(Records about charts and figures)
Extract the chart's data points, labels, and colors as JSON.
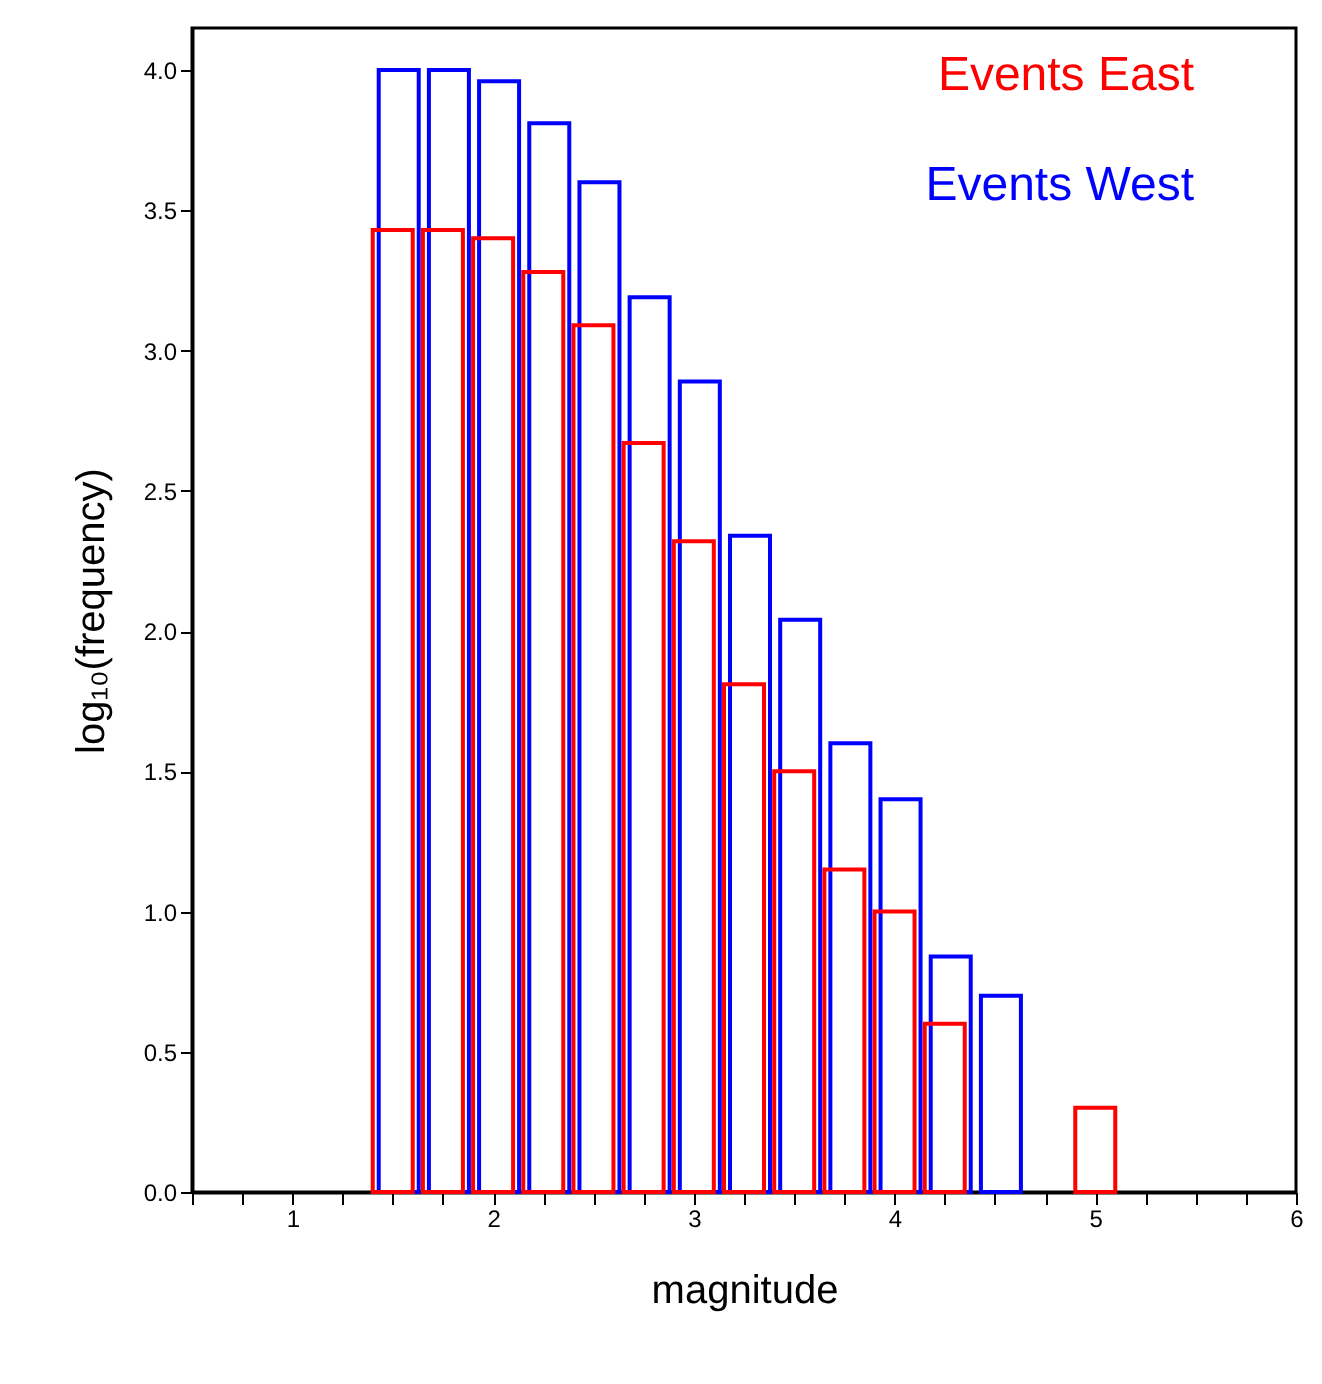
{
  "chart_data": {
    "type": "bar",
    "xlabel": "magnitude",
    "ylabel": "log₁₀(frequency)",
    "xlim": [
      0.5,
      6
    ],
    "ylim": [
      0,
      4.15
    ],
    "xticks": [
      {
        "value": 0.5,
        "label": null
      },
      {
        "value": 0.75,
        "label": null
      },
      1,
      {
        "value": 1.25,
        "label": null
      },
      {
        "value": 1.5,
        "label": null
      },
      {
        "value": 1.75,
        "label": null
      },
      2,
      {
        "value": 2.25,
        "label": null
      },
      {
        "value": 2.5,
        "label": null
      },
      {
        "value": 2.75,
        "label": null
      },
      3,
      {
        "value": 3.25,
        "label": null
      },
      {
        "value": 3.5,
        "label": null
      },
      {
        "value": 3.75,
        "label": null
      },
      4,
      {
        "value": 4.25,
        "label": null
      },
      {
        "value": 4.5,
        "label": null
      },
      {
        "value": 4.75,
        "label": null
      },
      5,
      {
        "value": 5.25,
        "label": null
      },
      {
        "value": 5.5,
        "label": null
      },
      {
        "value": 5.75,
        "label": null
      },
      6
    ],
    "yticks": [
      {
        "value": 0,
        "label": "0.0"
      },
      {
        "value": 0.5,
        "label": "0.5"
      },
      {
        "value": 1,
        "label": "1.0"
      },
      {
        "value": 1.5,
        "label": "1.5"
      },
      {
        "value": 2,
        "label": "2.0"
      },
      {
        "value": 2.5,
        "label": "2.5"
      },
      {
        "value": 3,
        "label": "3.0"
      },
      {
        "value": 3.5,
        "label": "3.5"
      },
      {
        "value": 4,
        "label": "4.0"
      }
    ],
    "grid": false,
    "legend": "top right",
    "series": [
      {
        "name": "Events West",
        "color": "#0000ff",
        "x": [
          1.5,
          1.75,
          2.0,
          2.25,
          2.5,
          2.75,
          3.0,
          3.25,
          3.5,
          3.75,
          4.0,
          4.25,
          4.5
        ],
        "values": [
          4.0,
          4.0,
          3.96,
          3.81,
          3.6,
          3.19,
          2.89,
          2.34,
          2.04,
          1.6,
          1.4,
          0.84,
          0.7
        ]
      },
      {
        "name": "Events East",
        "color": "#ff0000",
        "x": [
          1.5,
          1.75,
          2.0,
          2.25,
          2.5,
          2.75,
          3.0,
          3.25,
          3.5,
          3.75,
          4.0,
          4.25,
          5.0
        ],
        "values": [
          3.43,
          3.43,
          3.4,
          3.28,
          3.09,
          2.67,
          2.32,
          1.81,
          1.5,
          1.15,
          1.0,
          0.6,
          0.3
        ]
      }
    ]
  }
}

▶ Challenge
Print all of the records shown above exactly, leaving out each picture.

▶ Full answer
Extract the chart's data points, labels, and colors as JSON.
{
  "chart_data": {
    "type": "bar",
    "xlabel": "magnitude",
    "ylabel": "log₁₀(frequency)",
    "xlim": [
      0.5,
      6
    ],
    "ylim": [
      0,
      4.15
    ],
    "xticks": [
      {
        "value": 0.5,
        "label": null
      },
      {
        "value": 0.75,
        "label": null
      },
      1,
      {
        "value": 1.25,
        "label": null
      },
      {
        "value": 1.5,
        "label": null
      },
      {
        "value": 1.75,
        "label": null
      },
      2,
      {
        "value": 2.25,
        "label": null
      },
      {
        "value": 2.5,
        "label": null
      },
      {
        "value": 2.75,
        "label": null
      },
      3,
      {
        "value": 3.25,
        "label": null
      },
      {
        "value": 3.5,
        "label": null
      },
      {
        "value": 3.75,
        "label": null
      },
      4,
      {
        "value": 4.25,
        "label": null
      },
      {
        "value": 4.5,
        "label": null
      },
      {
        "value": 4.75,
        "label": null
      },
      5,
      {
        "value": 5.25,
        "label": null
      },
      {
        "value": 5.5,
        "label": null
      },
      {
        "value": 5.75,
        "label": null
      },
      6
    ],
    "yticks": [
      {
        "value": 0,
        "label": "0.0"
      },
      {
        "value": 0.5,
        "label": "0.5"
      },
      {
        "value": 1,
        "label": "1.0"
      },
      {
        "value": 1.5,
        "label": "1.5"
      },
      {
        "value": 2,
        "label": "2.0"
      },
      {
        "value": 2.5,
        "label": "2.5"
      },
      {
        "value": 3,
        "label": "3.0"
      },
      {
        "value": 3.5,
        "label": "3.5"
      },
      {
        "value": 4,
        "label": "4.0"
      }
    ],
    "grid": false,
    "legend": "top right",
    "series": [
      {
        "name": "Events West",
        "color": "#0000ff",
        "x": [
          1.5,
          1.75,
          2.0,
          2.25,
          2.5,
          2.75,
          3.0,
          3.25,
          3.5,
          3.75,
          4.0,
          4.25,
          4.5
        ],
        "values": [
          4.0,
          4.0,
          3.96,
          3.81,
          3.6,
          3.19,
          2.89,
          2.34,
          2.04,
          1.6,
          1.4,
          0.84,
          0.7
        ]
      },
      {
        "name": "Events East",
        "color": "#ff0000",
        "x": [
          1.5,
          1.75,
          2.0,
          2.25,
          2.5,
          2.75,
          3.0,
          3.25,
          3.5,
          3.75,
          4.0,
          4.25,
          5.0
        ],
        "values": [
          3.43,
          3.43,
          3.4,
          3.28,
          3.09,
          2.67,
          2.32,
          1.81,
          1.5,
          1.15,
          1.0,
          0.6,
          0.3
        ]
      }
    ]
  }
}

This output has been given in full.